> What you will do
Copy every line of the items below without changing a single character.

[Element boundary items]
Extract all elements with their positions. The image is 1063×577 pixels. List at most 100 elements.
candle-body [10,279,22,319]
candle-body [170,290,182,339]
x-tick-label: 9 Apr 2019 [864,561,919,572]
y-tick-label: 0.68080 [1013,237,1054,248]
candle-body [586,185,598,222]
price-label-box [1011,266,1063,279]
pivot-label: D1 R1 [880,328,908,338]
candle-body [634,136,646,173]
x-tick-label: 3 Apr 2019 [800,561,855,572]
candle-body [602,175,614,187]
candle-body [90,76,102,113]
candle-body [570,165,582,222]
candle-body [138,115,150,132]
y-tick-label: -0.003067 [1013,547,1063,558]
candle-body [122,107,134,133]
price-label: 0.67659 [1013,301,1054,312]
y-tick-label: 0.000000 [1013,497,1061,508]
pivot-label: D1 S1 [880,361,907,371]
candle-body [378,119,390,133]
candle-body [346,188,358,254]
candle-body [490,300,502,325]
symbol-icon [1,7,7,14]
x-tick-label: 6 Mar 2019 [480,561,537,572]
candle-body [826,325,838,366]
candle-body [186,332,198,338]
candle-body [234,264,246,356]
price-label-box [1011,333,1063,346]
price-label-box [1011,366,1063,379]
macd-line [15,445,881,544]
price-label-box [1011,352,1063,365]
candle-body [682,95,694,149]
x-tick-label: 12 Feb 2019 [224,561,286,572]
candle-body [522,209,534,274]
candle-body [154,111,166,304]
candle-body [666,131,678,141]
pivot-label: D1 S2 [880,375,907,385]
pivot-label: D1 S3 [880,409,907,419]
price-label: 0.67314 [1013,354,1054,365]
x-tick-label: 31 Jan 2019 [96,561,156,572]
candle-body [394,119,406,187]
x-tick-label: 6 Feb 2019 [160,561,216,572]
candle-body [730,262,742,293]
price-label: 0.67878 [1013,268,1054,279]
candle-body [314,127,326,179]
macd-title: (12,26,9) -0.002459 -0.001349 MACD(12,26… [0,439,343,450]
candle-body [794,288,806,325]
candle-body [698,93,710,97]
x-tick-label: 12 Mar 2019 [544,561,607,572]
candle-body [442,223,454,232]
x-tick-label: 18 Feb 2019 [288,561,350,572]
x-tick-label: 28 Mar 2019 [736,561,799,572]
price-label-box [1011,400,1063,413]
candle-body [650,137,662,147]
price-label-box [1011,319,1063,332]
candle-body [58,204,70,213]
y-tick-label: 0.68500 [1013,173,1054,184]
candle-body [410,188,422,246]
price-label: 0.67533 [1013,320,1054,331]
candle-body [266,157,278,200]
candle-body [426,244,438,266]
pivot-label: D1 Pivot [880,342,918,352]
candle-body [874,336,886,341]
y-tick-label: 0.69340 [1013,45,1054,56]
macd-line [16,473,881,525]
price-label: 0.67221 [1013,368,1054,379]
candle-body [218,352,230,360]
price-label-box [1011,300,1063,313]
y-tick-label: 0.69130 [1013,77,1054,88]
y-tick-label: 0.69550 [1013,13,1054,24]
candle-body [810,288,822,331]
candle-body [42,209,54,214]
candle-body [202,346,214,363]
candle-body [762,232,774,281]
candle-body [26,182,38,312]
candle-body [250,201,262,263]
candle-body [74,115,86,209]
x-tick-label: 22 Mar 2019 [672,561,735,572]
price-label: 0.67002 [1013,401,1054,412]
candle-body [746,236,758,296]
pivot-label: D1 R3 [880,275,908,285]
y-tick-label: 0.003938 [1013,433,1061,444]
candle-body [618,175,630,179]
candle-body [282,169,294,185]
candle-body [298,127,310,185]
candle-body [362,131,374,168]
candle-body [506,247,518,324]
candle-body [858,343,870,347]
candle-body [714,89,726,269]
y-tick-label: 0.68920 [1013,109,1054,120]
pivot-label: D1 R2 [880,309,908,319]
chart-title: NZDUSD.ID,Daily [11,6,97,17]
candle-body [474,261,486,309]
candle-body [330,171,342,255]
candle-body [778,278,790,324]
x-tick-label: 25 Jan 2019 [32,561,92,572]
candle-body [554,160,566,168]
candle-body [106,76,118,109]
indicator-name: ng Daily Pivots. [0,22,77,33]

> Solution to the exercise
Extract all elements with their positions. The image is 1063×577 pixels. List at most 100 elements.
candle-body [10,279,22,319]
candle-body [170,290,182,339]
x-tick-label: 9 Apr 2019 [864,561,919,572]
y-tick-label: 0.68080 [1013,237,1054,248]
candle-body [586,185,598,222]
price-label-box [1011,266,1063,279]
pivot-label: D1 R1 [880,328,908,338]
candle-body [634,136,646,173]
x-tick-label: 3 Apr 2019 [800,561,855,572]
candle-body [602,175,614,187]
candle-body [90,76,102,113]
candle-body [570,165,582,222]
candle-body [138,115,150,132]
y-tick-label: -0.003067 [1013,547,1063,558]
candle-body [122,107,134,133]
price-label: 0.67659 [1013,301,1054,312]
y-tick-label: 0.000000 [1013,497,1061,508]
pivot-label: D1 S1 [880,361,907,371]
candle-body [378,119,390,133]
candle-body [346,188,358,254]
candle-body [490,300,502,325]
symbol-icon [1,7,7,14]
x-tick-label: 6 Mar 2019 [480,561,537,572]
candle-body [826,325,838,366]
candle-body [186,332,198,338]
candle-body [234,264,246,356]
price-label-box [1011,333,1063,346]
price-label-box [1011,366,1063,379]
macd-line [15,445,881,544]
price-label-box [1011,352,1063,365]
candle-body [682,95,694,149]
x-tick-label: 12 Feb 2019 [224,561,286,572]
candle-body [522,209,534,274]
candle-body [154,111,166,304]
candle-body [666,131,678,141]
pivot-label: D1 S2 [880,375,907,385]
pivot-label: D1 S3 [880,409,907,419]
price-label: 0.67314 [1013,354,1054,365]
x-tick-label: 31 Jan 2019 [96,561,156,572]
candle-body [394,119,406,187]
x-tick-label: 6 Feb 2019 [160,561,216,572]
candle-body [730,262,742,293]
price-label: 0.67878 [1013,268,1054,279]
candle-body [314,127,326,179]
macd-title: (12,26,9) -0.002459 -0.001349 MACD(12,26… [0,439,343,450]
candle-body [794,288,806,325]
candle-body [698,93,710,97]
x-tick-label: 12 Mar 2019 [544,561,607,572]
candle-body [442,223,454,232]
x-tick-label: 18 Feb 2019 [288,561,350,572]
x-tick-label: 28 Mar 2019 [736,561,799,572]
price-label-box [1011,400,1063,413]
candle-body [650,137,662,147]
price-label-box [1011,319,1063,332]
candle-body [58,204,70,213]
y-tick-label: 0.68500 [1013,173,1054,184]
candle-body [410,188,422,246]
price-label: 0.67533 [1013,320,1054,331]
candle-body [266,157,278,200]
candle-body [426,244,438,266]
pivot-label: D1 Pivot [880,342,918,352]
candle-body [874,336,886,341]
y-tick-label: 0.69340 [1013,45,1054,56]
macd-line [16,473,881,525]
price-label: 0.67221 [1013,368,1054,379]
candle-body [218,352,230,360]
price-label-box [1011,300,1063,313]
y-tick-label: 0.69130 [1013,77,1054,88]
y-tick-label: 0.69550 [1013,13,1054,24]
candle-body [810,288,822,331]
candle-body [42,209,54,214]
candle-body [202,346,214,363]
candle-body [762,232,774,281]
candle-body [26,182,38,312]
candle-body [250,201,262,263]
candle-body [74,115,86,209]
x-tick-label: 22 Mar 2019 [672,561,735,572]
price-label: 0.67002 [1013,401,1054,412]
candle-body [746,236,758,296]
pivot-label: D1 R3 [880,275,908,285]
y-tick-label: 0.003938 [1013,433,1061,444]
candle-body [618,175,630,179]
candle-body [282,169,294,185]
candle-body [298,127,310,185]
candle-body [362,131,374,168]
candle-body [506,247,518,324]
candle-body [858,343,870,347]
candle-body [714,89,726,269]
y-tick-label: 0.68920 [1013,109,1054,120]
pivot-label: D1 R2 [880,309,908,319]
chart-title: NZDUSD.ID,Daily [11,6,97,17]
candle-body [474,261,486,309]
candle-body [330,171,342,255]
candle-body [778,278,790,324]
x-tick-label: 25 Jan 2019 [32,561,92,572]
candle-body [554,160,566,168]
candle-body [106,76,118,109]
indicator-name: ng Daily Pivots. [0,22,77,33]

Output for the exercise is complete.